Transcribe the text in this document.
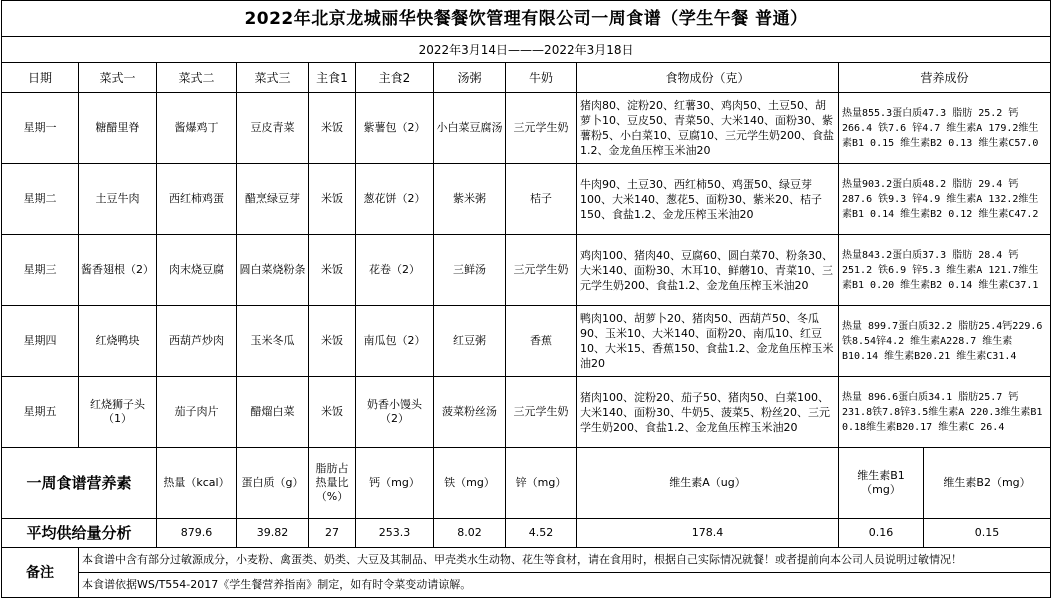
2022年北京龙城丽华快餐餐饮管理有限公司一周食谱（学生午餐 普通）											
2022年3月14日———2022年3月18日											
日期	菜式一	菜式二	菜式三	主食1	主食2	汤粥	牛奶	食物成份（克）	营养成份		
星期一	糖醋里脊	酱爆鸡丁	豆皮青菜	米饭	紫薯包（2）	小白菜豆腐汤	三元学生奶	猪肉80、淀粉20、红薯30、鸡肉50、土豆50、胡萝卜10、豆皮50、青菜50、大米140、面粉30、紫薯粉5、小白菜10、豆腐10、三元学生奶200、食盐1.2、金龙鱼压榨玉米油20	热量855.3蛋白质47.3 脂肪 25.2 钙266.4 铁7.6 锌4.7 维生素A 179.2维生素B1 0.15 维生素B2 0.13 维生素C57.0		
星期二	土豆牛肉	西红柿鸡蛋	醋烹绿豆芽	米饭	葱花饼（2）	紫米粥	桔子	牛肉90、土豆30、西红柿50、鸡蛋50、绿豆芽100、大米140、葱花5、面粉30、紫米20、桔子150、食盐1.2、金龙压榨玉米油20	热量903.2蛋白质48.2 脂肪 29.4 钙287.6 铁9.3 锌4.9 维生素A 132.2维生素B1 0.14 维生素B2 0.12 维生素C47.2		
星期三	酱香翅根（2）	肉末烧豆腐	圆白菜烧粉条	米饭	花卷（2）	三鲜汤	三元学生奶	鸡肉100、猪肉40、豆腐60、圆白菜70、粉条30、大米140、面粉30、木耳10、鲜蘑10、青菜10、三元学生奶200、食盐1.2、金龙鱼压榨玉米油20	热量843.2蛋白质37.3 脂肪 28.4 钙251.2 铁6.9 锌5.3 维生素A 121.7维生素B1 0.20 维生素B2 0.14 维生素C37.1		
星期四	红烧鸭块	西葫芦炒肉	玉米冬瓜	米饭	南瓜包（2）	红豆粥	香蕉	鸭肉100、胡萝卜20、猪肉50、西葫芦50、冬瓜90、玉米10、大米140、面粉20、南瓜10、红豆10、大米15、香蕉150、食盐1.2、金龙鱼压榨玉米油20	热量 899.7蛋白质32.2 脂肪25.4钙229.6铁8.54锌4.2 维生素A228.7 维生素B10.14 维生素B20.21 维生素C31.4		
星期五	红烧狮子头（1）	茄子肉片	醋熘白菜	米饭	奶香小馒头（2）	菠菜粉丝汤	三元学生奶	猪肉100、淀粉20、茄子50、猪肉50、白菜100、大米140、面粉30、牛奶5、菠菜5、粉丝20、三元学生奶200、食盐1.2、金龙鱼压榨玉米油20	热量 896.6蛋白质34.1 脂肪25.7 钙231.8铁7.8锌3.5维生素A 220.3维生素B1 0.18维生素B20.17 维生素C 26.4		
一周食谱营养素		热量（kcal）	蛋白质（g）	脂肪占热量比（%）	钙（mg）	铁（mg）	锌（mg）	维生素A（ug）	维生素B1（mg）	维生素B2（mg）	
平均供给量分析		879.6	39.82	27	253.3	8.02	4.52	178.4	0.16	0.15	
备注	本食谱中含有部分过敏源成分，小麦粉、禽蛋类、奶类、大豆及其制品、甲壳类水生动物、花生等食材，请在食用时，根据自己实际情况就餐！或者提前向本公司人员说明过敏情况！										
	本食谱依据WS/T554-2017《学生餐营养指南》制定，如有时令菜变动请谅解。										
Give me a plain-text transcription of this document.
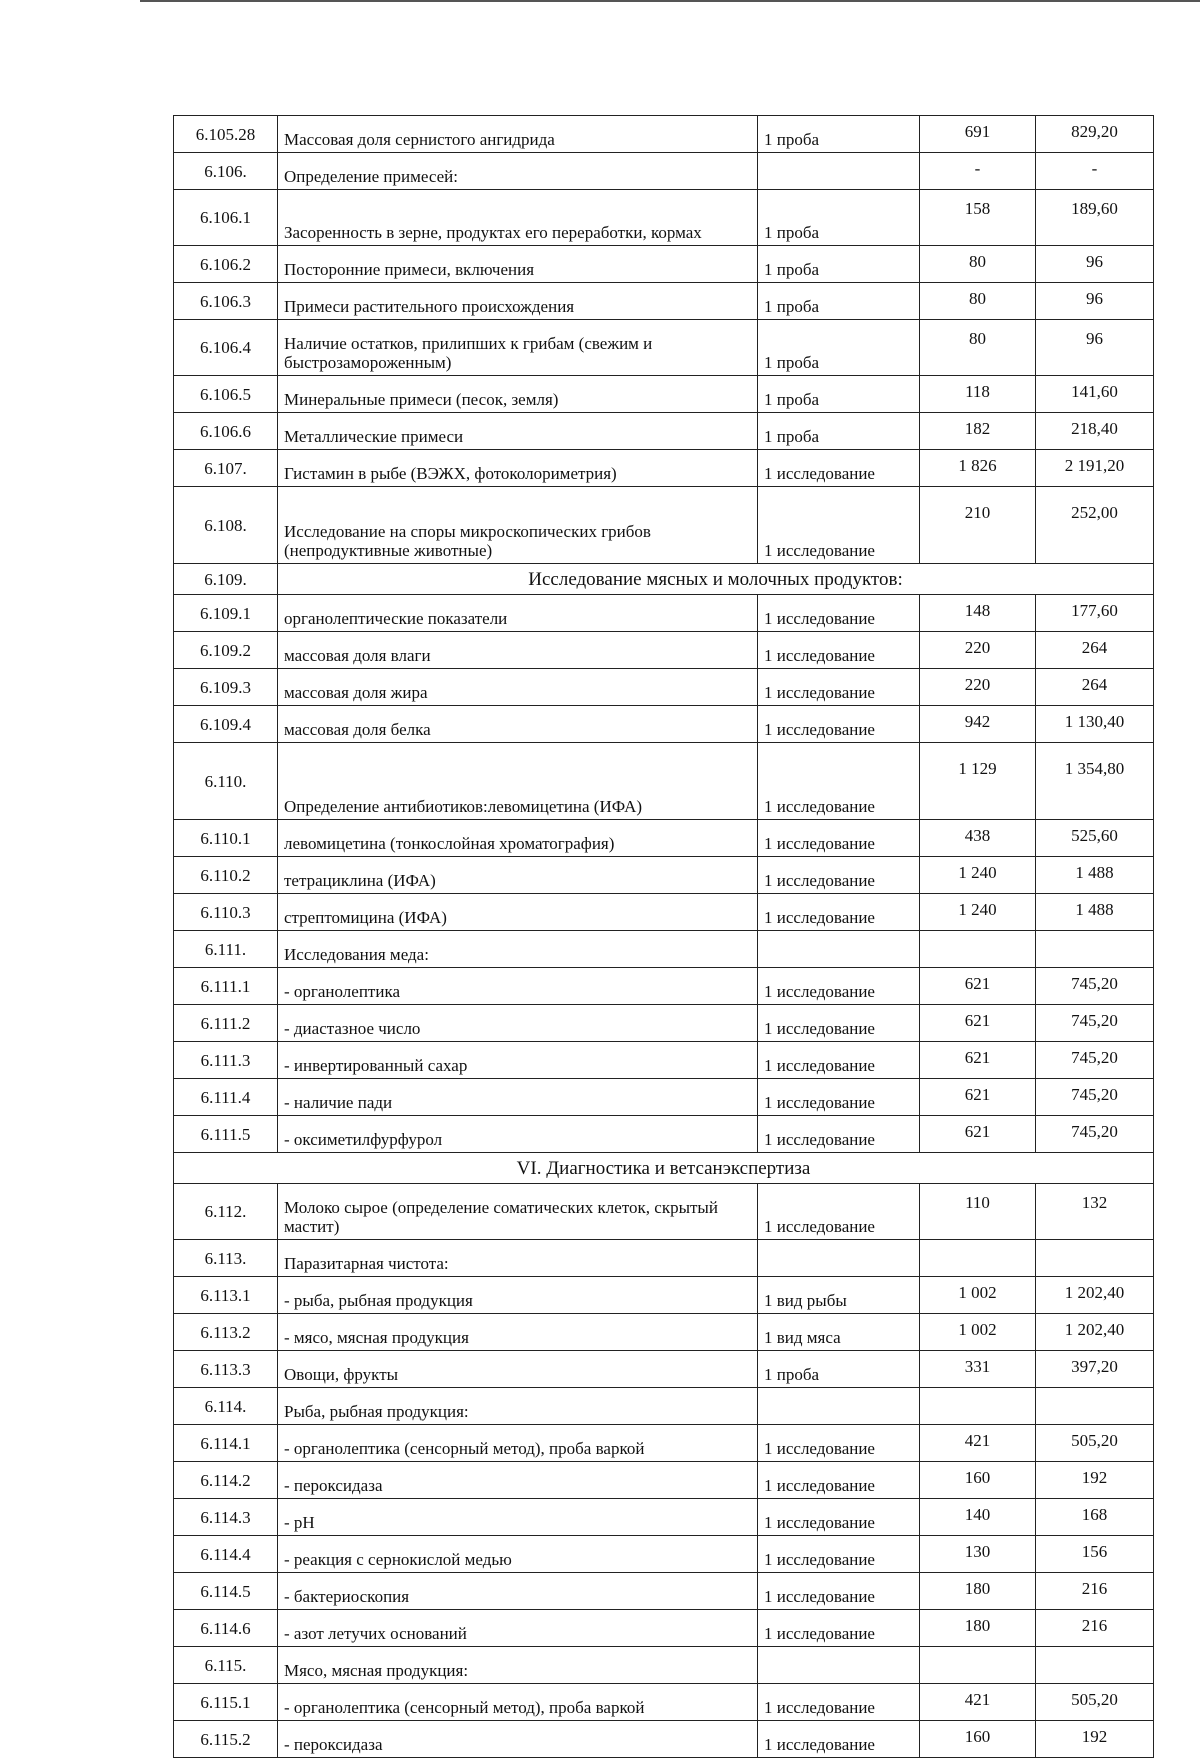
6.105.28	Массовая доля сернистого ангидрида	1 проба	691	829,20
6.106.	Определение примесей:		-	-
6.106.1	Засоренность в зерне, продуктах его переработки, кормах	1 проба	158	189,60
6.106.2	Посторонние примеси, включения	1 проба	80	96
6.106.3	Примеси растительного происхождения	1 проба	80	96
6.106.4	Наличие остатков, прилипших к грибам (свежим и быстрозамороженным)	1 проба	80	96
6.106.5	Минеральные примеси (песок, земля)	1 проба	118	141,60
6.106.6	Металлические примеси	1 проба	182	218,40
6.107.	Гистамин в рыбе (ВЭЖХ, фотоколориметрия)	1 исследование	1 826	2 191,20
6.108.	Исследование на споры микроскопических грибов (непродуктивные животные)	1 исследование	210	252,00
6.109.	Исследование мясных и молочных продуктов:			
6.109.1	органолептические показатели	1 исследование	148	177,60
6.109.2	массовая доля влаги	1 исследование	220	264
6.109.3	массовая доля жира	1 исследование	220	264
6.109.4	массовая доля белка	1 исследование	942	1 130,40
6.110.	Определение антибиотиков:левомицетина (ИФА)	1 исследование	1 129	1 354,80
6.110.1	левомицетина (тонкослойная хроматография)	1 исследование	438	525,60
6.110.2	тетрациклина (ИФА)	1 исследование	1 240	1 488
6.110.3	стрептомицина (ИФА)	1 исследование	1 240	1 488
6.111.	Исследования меда:			
6.111.1	- органолептика	1 исследование	621	745,20
6.111.2	- диастазное число	1 исследование	621	745,20
6.111.3	- инвертированный сахар	1 исследование	621	745,20
6.111.4	- наличие пади	1 исследование	621	745,20
6.111.5	- оксиметилфурфурол	1 исследование	621	745,20
VI. Диагностика и ветсанэкспертиза				
6.112.	Молоко сырое (определение соматических клеток, скрытый мастит)	1 исследование	110	132
6.113.	Паразитарная чистота:			
6.113.1	- рыба, рыбная продукция	1 вид рыбы	1 002	1 202,40
6.113.2	- мясо, мясная продукция	1 вид мяса	1 002	1 202,40
6.113.3	Овощи, фрукты	1 проба	331	397,20
6.114.	Рыба, рыбная продукция:			
6.114.1	- органолептика (сенсорный метод), проба варкой	1 исследование	421	505,20
6.114.2	- пероксидаза	1 исследование	160	192
6.114.3	- pH	1 исследование	140	168
6.114.4	- реакция с сернокислой медью	1 исследование	130	156
6.114.5	- бактериоскопия	1 исследование	180	216
6.114.6	- азот летучих оснований	1 исследование	180	216
6.115.	Мясо, мясная продукция:			
6.115.1	- органолептика (сенсорный метод), проба варкой	1 исследование	421	505,20
6.115.2	- пероксидаза	1 исследование	160	192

__Task brief__: Output each line exactly; omit every picture.

__Full response__:
Transcribe the text in this document.
2022年北京龙城丽华快餐餐饮管理有限公司一周食谱（学生午餐 普通）											
2022年3月14日———2022年3月18日											
日期	菜式一	菜式二	菜式三	主食1	主食2	汤粥	牛奶	食物成份（克）	营养成份		
星期一	糖醋里脊	酱爆鸡丁	豆皮青菜	米饭	紫薯包（2）	小白菜豆腐汤	三元学生奶	猪肉80、淀粉20、红薯30、鸡肉50、土豆50、胡萝卜10、豆皮50、青菜50、大米140、面粉30、紫薯粉5、小白菜10、豆腐10、三元学生奶200、食盐1.2、金龙鱼压榨玉米油20	热量855.3蛋白质47.3 脂肪 25.2 钙266.4 铁7.6 锌4.7 维生素A 179.2维生素B1 0.15 维生素B2 0.13 维生素C57.0		
星期二	土豆牛肉	西红柿鸡蛋	醋烹绿豆芽	米饭	葱花饼（2）	紫米粥	桔子	牛肉90、土豆30、西红柿50、鸡蛋50、绿豆芽100、大米140、葱花5、面粉30、紫米20、桔子150、食盐1.2、金龙压榨玉米油20	热量903.2蛋白质48.2 脂肪 29.4 钙287.6 铁9.3 锌4.9 维生素A 132.2维生素B1 0.14 维生素B2 0.12 维生素C47.2		
星期三	酱香翅根（2）	肉末烧豆腐	圆白菜烧粉条	米饭	花卷（2）	三鲜汤	三元学生奶	鸡肉100、猪肉40、豆腐60、圆白菜70、粉条30、大米140、面粉30、木耳10、鲜蘑10、青菜10、三元学生奶200、食盐1.2、金龙鱼压榨玉米油20	热量843.2蛋白质37.3 脂肪 28.4 钙251.2 铁6.9 锌5.3 维生素A 121.7维生素B1 0.20 维生素B2 0.14 维生素C37.1		
星期四	红烧鸭块	西葫芦炒肉	玉米冬瓜	米饭	南瓜包（2）	红豆粥	香蕉	鸭肉100、胡萝卜20、猪肉50、西葫芦50、冬瓜90、玉米10、大米140、面粉20、南瓜10、红豆10、大米15、香蕉150、食盐1.2、金龙鱼压榨玉米油20	热量 899.7蛋白质32.2 脂肪25.4钙229.6铁8.54锌4.2 维生素A228.7 维生素B10.14 维生素B20.21 维生素C31.4		
星期五	红烧狮子头（1）	茄子肉片	醋熘白菜	米饭	奶香小馒头（2）	菠菜粉丝汤	三元学生奶	猪肉100、淀粉20、茄子50、猪肉50、白菜100、大米140、面粉30、牛奶5、菠菜5、粉丝20、三元学生奶200、食盐1.2、金龙鱼压榨玉米油20	热量 896.6蛋白质34.1 脂肪25.7 钙231.8铁7.8锌3.5维生素A 220.3维生素B1 0.18维生素B20.17 维生素C 26.4		
一周食谱营养素		热量（kcal）	蛋白质（g）	脂肪占热量比（%）	钙（mg）	铁（mg）	锌（mg）	维生素A（ug）	维生素B1（mg）	维生素B2（mg）	
平均供给量分析		879.6	39.82	27	253.3	8.02	4.52	178.4	0.16	0.15	
备注	本食谱中含有部分过敏源成分，小麦粉、禽蛋类、奶类、大豆及其制品、甲壳类水生动物、花生等食材，请在食用时，根据自己实际情况就餐！或者提前向本公司人员说明过敏情况！										
	本食谱依据WS/T554-2017《学生餐营养指南》制定，如有时令菜变动请谅解。										
Give me a plain-text transcription of this document.
6.105.28	Массовая доля сернистого ангидрида	1 проба	691	829,20
6.106.	Определение примесей:		-	-
6.106.1	Засоренность в зерне, продуктах его переработки, кормах	1 проба	158	189,60
6.106.2	Посторонние примеси, включения	1 проба	80	96
6.106.3	Примеси растительного происхождения	1 проба	80	96
6.106.4	Наличие остатков, прилипших к грибам (свежим и быстрозамороженным)	1 проба	80	96
6.106.5	Минеральные примеси (песок, земля)	1 проба	118	141,60
6.106.6	Металлические примеси	1 проба	182	218,40
6.107.	Гистамин в рыбе (ВЭЖХ, фотоколориметрия)	1 исследование	1 826	2 191,20
6.108.	Исследование на споры микроскопических грибов (непродуктивные животные)	1 исследование	210	252,00
6.109.	Исследование мясных и молочных продуктов:			
6.109.1	органолептические показатели	1 исследование	148	177,60
6.109.2	массовая доля влаги	1 исследование	220	264
6.109.3	массовая доля жира	1 исследование	220	264
6.109.4	массовая доля белка	1 исследование	942	1 130,40
6.110.	Определение антибиотиков:левомицетина (ИФА)	1 исследование	1 129	1 354,80
6.110.1	левомицетина (тонкослойная хроматография)	1 исследование	438	525,60
6.110.2	тетрациклина (ИФА)	1 исследование	1 240	1 488
6.110.3	стрептомицина (ИФА)	1 исследование	1 240	1 488
6.111.	Исследования меда:			
6.111.1	- органолептика	1 исследование	621	745,20
6.111.2	- диастазное число	1 исследование	621	745,20
6.111.3	- инвертированный сахар	1 исследование	621	745,20
6.111.4	- наличие пади	1 исследование	621	745,20
6.111.5	- оксиметилфурфурол	1 исследование	621	745,20
VI. Диагностика и ветсанэкспертиза				
6.112.	Молоко сырое (определение соматических клеток, скрытый мастит)	1 исследование	110	132
6.113.	Паразитарная чистота:			
6.113.1	- рыба, рыбная продукция	1 вид рыбы	1 002	1 202,40
6.113.2	- мясо, мясная продукция	1 вид мяса	1 002	1 202,40
6.113.3	Овощи, фрукты	1 проба	331	397,20
6.114.	Рыба, рыбная продукция:			
6.114.1	- органолептика (сенсорный метод), проба варкой	1 исследование	421	505,20
6.114.2	- пероксидаза	1 исследование	160	192
6.114.3	- pH	1 исследование	140	168
6.114.4	- реакция с сернокислой медью	1 исследование	130	156
6.114.5	- бактериоскопия	1 исследование	180	216
6.114.6	- азот летучих оснований	1 исследование	180	216
6.115.	Мясо, мясная продукция:			
6.115.1	- органолептика (сенсорный метод), проба варкой	1 исследование	421	505,20
6.115.2	- пероксидаза	1 исследование	160	192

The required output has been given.